_Given request_:
Output the material below in full, exactly as it is.

(Extracted data entries)
>> Begin
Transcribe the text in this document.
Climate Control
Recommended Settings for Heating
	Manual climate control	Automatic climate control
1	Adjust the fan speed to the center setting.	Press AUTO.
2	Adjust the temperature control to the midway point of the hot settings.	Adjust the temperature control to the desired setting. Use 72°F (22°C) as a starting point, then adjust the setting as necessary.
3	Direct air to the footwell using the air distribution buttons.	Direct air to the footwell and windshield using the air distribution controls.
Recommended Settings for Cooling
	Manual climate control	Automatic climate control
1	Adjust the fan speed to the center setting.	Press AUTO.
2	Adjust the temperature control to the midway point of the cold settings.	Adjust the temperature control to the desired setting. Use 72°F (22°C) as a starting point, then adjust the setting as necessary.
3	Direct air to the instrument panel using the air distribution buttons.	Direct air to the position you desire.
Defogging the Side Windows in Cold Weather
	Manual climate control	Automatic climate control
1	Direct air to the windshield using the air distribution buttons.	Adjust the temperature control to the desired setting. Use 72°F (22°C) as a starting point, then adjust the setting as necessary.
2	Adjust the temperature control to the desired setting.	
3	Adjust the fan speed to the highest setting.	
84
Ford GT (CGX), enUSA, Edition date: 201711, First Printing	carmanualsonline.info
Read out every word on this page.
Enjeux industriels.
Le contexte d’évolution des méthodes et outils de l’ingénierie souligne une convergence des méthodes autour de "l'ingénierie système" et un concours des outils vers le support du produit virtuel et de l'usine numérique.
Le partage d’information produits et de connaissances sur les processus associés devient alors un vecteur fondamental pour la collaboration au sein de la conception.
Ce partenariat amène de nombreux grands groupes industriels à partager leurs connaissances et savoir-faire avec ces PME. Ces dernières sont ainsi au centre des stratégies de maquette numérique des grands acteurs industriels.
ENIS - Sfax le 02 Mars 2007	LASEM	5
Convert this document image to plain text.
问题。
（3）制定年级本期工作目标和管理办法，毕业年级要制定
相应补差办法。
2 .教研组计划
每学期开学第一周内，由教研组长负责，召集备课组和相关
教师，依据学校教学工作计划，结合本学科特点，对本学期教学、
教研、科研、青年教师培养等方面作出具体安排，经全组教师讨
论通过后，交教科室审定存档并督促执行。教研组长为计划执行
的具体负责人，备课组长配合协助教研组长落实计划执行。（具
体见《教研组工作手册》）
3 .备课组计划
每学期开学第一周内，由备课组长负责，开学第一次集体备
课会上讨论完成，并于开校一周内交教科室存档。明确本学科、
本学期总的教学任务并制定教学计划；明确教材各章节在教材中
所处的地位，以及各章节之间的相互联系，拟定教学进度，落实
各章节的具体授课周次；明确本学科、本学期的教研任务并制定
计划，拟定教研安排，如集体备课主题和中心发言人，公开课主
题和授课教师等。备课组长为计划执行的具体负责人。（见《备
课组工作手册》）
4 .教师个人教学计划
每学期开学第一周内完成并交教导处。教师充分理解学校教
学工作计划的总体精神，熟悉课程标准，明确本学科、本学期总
>> End
_Written response_:
Transcribe the text in this document.
Climate Control
Recommended Settings for Heating
	Manual climate control	Automatic climate control
1	Adjust the fan speed to the center setting.	Press AUTO.
2	Adjust the temperature control to the midway point of the hot settings.	Adjust the temperature control to the desired setting. Use 72°F (22°C) as a starting point, then adjust the setting as necessary.
3	Direct air to the footwell using the air distribution buttons.	Direct air to the footwell and windshield using the air distribution controls.
Recommended Settings for Cooling
	Manual climate control	Automatic climate control
1	Adjust the fan speed to the center setting.	Press AUTO.
2	Adjust the temperature control to the midway point of the cold settings.	Adjust the temperature control to the desired setting. Use 72°F (22°C) as a starting point, then adjust the setting as necessary.
3	Direct air to the instrument panel using the air distribution buttons.	Direct air to the position you desire.
Defogging the Side Windows in Cold Weather
	Manual climate control	Automatic climate control
1	Direct air to the windshield using the air distribution buttons.	Adjust the temperature control to the desired setting. Use 72°F (22°C) as a starting point, then adjust the setting as necessary.
2	Adjust the temperature control to the desired setting.	
3	Adjust the fan speed to the highest setting.	
84
Ford GT (CGX), enUSA, Edition date: 201711, First Printing	carmanualsonline.info
Read out every word on this page.
Enjeux industriels.
Le contexte d’évolution des méthodes et outils de l’ingénierie souligne une convergence des méthodes autour de "l'ingénierie système" et un concours des outils vers le support du produit virtuel et de l'usine numérique.
Le partage d’information produits et de connaissances sur les processus associés devient alors un vecteur fondamental pour la collaboration au sein de la conception.
Ce partenariat amène de nombreux grands groupes industriels à partager leurs connaissances et savoir-faire avec ces PME. Ces dernières sont ainsi au centre des stratégies de maquette numérique des grands acteurs industriels.
ENIS - Sfax le 02 Mars 2007	LASEM	5
Convert this document image to plain text.
问题。
（3）制定年级本期工作目标和管理办法，毕业年级要制定
相应补差办法。
2 .教研组计划
每学期开学第一周内，由教研组长负责，召集备课组和相关
教师，依据学校教学工作计划，结合本学科特点，对本学期教学、
教研、科研、青年教师培养等方面作出具体安排，经全组教师讨
论通过后，交教科室审定存档并督促执行。教研组长为计划执行
的具体负责人，备课组长配合协助教研组长落实计划执行。（具
体见《教研组工作手册》）
3 .备课组计划
每学期开学第一周内，由备课组长负责，开学第一次集体备
课会上讨论完成，并于开校一周内交教科室存档。明确本学科、
本学期总的教学任务并制定教学计划；明确教材各章节在教材中
所处的地位，以及各章节之间的相互联系，拟定教学进度，落实
各章节的具体授课周次；明确本学科、本学期的教研任务并制定
计划，拟定教研安排，如集体备课主题和中心发言人，公开课主
题和授课教师等。备课组长为计划执行的具体负责人。（见《备
课组工作手册》）
4 .教师个人教学计划
每学期开学第一周内完成并交教导处。教师充分理解学校教
学工作计划的总体精神，熟悉课程标准，明确本学科、本学期总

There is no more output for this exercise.